▶ EXERCISE DIRECTIONS
In the entries that follow, how many lines contain "Three"? Answer with the number only.

— start EXTRACTED MATERIAL —

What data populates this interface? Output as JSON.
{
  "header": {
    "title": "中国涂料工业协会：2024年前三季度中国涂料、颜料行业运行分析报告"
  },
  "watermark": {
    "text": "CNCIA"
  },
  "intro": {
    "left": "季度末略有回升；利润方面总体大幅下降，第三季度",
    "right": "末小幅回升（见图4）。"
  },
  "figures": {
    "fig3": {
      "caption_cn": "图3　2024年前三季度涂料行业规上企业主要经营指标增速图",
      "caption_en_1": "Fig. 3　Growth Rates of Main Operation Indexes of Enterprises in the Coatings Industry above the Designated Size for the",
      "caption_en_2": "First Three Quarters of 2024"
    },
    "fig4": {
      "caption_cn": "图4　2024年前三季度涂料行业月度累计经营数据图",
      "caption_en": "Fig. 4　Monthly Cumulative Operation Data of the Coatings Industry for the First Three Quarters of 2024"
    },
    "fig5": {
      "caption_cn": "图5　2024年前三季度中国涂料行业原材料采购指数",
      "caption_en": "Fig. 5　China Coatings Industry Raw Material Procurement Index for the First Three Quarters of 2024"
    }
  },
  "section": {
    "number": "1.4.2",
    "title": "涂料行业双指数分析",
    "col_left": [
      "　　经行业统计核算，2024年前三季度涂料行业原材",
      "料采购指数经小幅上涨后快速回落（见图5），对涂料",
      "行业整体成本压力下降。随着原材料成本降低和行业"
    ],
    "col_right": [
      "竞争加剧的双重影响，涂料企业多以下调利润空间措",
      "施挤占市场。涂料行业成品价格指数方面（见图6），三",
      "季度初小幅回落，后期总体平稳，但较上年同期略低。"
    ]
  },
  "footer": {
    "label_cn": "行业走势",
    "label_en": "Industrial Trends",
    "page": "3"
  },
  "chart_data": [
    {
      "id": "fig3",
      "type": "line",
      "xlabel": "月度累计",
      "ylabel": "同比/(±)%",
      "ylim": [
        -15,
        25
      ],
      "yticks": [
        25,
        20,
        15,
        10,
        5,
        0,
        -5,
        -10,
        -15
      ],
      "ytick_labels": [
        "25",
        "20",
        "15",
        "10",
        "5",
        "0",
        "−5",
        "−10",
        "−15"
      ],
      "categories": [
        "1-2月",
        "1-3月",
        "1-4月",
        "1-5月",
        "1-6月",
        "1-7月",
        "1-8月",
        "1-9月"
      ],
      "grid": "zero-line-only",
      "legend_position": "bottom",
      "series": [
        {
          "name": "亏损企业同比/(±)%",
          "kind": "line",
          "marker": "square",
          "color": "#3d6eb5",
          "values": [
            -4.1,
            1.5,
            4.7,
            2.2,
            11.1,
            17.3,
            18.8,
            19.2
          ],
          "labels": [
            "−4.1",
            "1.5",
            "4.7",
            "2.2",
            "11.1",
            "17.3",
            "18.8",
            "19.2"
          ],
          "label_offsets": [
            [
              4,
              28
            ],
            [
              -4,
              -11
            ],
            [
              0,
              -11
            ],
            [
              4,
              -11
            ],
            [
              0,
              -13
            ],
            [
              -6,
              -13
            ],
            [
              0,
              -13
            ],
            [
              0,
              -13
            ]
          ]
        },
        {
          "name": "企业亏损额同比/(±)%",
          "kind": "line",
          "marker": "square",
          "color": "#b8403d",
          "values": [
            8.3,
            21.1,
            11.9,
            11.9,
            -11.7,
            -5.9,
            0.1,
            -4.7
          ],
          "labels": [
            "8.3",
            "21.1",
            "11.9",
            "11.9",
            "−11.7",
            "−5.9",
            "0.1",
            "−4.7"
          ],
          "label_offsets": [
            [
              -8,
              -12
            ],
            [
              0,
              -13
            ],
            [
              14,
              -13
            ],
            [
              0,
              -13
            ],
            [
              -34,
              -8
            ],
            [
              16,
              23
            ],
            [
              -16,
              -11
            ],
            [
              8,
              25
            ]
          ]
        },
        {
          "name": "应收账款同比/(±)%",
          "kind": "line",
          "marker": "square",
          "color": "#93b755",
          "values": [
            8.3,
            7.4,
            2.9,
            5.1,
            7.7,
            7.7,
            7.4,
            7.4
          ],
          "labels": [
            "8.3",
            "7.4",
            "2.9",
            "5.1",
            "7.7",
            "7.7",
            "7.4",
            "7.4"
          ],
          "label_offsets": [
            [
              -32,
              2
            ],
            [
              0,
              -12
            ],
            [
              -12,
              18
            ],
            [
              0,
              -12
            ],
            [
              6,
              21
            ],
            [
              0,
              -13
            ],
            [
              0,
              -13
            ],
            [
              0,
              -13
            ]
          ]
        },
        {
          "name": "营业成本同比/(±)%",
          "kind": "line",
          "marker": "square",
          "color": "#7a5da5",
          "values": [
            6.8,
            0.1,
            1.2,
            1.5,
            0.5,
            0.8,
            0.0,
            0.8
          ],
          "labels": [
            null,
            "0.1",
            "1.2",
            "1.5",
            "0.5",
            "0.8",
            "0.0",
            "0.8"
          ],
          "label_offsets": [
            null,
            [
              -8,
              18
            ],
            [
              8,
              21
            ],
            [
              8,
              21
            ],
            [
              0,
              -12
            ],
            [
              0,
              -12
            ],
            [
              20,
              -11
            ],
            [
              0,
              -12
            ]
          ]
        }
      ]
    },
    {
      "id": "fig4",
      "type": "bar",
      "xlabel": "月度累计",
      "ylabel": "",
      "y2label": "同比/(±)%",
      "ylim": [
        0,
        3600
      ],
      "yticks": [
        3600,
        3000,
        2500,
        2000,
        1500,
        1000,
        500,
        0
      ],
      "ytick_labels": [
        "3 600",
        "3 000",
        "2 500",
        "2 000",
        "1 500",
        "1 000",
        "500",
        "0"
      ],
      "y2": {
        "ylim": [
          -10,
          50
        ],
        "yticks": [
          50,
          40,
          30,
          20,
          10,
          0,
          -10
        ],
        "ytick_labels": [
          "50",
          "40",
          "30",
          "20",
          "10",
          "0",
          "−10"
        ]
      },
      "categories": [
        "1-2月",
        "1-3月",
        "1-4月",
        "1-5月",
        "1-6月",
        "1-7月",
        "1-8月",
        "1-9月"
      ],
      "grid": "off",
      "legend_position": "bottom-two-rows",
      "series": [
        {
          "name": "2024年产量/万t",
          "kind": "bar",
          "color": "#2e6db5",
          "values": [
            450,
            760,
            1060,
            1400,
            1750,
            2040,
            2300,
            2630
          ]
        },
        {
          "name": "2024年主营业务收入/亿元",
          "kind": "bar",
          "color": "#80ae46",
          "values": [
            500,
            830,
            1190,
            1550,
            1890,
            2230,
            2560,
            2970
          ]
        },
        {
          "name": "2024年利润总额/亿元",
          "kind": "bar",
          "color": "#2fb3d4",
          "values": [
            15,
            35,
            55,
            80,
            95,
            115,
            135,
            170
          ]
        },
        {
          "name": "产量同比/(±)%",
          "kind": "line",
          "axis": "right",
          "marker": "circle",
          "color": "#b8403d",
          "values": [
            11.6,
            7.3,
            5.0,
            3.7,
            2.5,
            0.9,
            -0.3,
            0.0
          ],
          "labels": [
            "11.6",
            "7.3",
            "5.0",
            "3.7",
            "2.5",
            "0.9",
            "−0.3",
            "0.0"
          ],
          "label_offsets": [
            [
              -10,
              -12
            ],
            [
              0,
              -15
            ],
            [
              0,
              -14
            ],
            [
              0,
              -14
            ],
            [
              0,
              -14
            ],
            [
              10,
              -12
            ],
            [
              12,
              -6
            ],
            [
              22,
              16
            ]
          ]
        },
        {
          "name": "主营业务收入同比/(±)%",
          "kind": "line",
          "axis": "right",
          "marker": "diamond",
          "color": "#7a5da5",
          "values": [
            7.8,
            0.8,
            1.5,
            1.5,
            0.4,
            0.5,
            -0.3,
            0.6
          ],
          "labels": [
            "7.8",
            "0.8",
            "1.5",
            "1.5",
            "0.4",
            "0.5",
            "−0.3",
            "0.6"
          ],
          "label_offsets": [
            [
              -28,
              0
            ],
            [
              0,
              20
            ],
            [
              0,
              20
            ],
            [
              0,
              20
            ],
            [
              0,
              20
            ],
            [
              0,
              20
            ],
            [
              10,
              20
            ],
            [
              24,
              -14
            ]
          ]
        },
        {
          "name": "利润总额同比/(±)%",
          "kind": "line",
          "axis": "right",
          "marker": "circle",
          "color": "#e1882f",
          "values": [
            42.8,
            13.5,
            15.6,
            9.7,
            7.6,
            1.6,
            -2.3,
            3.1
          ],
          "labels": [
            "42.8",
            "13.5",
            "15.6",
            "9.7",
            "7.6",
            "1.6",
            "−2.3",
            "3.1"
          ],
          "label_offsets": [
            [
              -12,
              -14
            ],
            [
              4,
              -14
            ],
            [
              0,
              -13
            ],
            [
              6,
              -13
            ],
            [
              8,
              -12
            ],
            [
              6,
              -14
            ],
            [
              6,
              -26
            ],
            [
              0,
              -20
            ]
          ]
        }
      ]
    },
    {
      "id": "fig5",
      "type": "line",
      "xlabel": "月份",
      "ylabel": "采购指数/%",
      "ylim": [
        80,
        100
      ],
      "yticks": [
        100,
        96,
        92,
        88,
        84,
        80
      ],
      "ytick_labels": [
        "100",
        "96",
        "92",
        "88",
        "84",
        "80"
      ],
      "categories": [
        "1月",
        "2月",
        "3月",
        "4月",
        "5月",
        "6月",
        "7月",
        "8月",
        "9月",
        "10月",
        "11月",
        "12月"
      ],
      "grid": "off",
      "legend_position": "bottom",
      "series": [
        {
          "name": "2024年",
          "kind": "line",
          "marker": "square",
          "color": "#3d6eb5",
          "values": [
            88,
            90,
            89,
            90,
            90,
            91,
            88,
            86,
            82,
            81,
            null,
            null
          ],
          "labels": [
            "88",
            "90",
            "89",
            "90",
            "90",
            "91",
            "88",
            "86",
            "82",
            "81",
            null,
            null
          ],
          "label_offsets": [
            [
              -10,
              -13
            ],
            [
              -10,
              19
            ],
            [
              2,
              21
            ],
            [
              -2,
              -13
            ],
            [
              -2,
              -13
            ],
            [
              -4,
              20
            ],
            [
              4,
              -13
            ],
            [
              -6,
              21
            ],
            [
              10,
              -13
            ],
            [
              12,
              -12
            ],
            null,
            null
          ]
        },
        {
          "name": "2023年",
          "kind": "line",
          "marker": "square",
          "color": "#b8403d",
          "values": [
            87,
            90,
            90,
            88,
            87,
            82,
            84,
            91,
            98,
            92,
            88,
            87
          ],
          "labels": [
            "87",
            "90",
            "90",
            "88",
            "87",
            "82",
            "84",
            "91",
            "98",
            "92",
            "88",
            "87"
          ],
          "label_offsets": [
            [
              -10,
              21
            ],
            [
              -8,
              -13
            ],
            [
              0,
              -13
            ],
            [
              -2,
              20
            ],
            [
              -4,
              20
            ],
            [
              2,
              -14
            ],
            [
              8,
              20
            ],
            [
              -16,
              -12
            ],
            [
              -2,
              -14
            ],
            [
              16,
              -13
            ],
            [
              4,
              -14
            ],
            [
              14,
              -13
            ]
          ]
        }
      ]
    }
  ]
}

— end EXTRACTED MATERIAL —

▶ TASK OUTPUT
3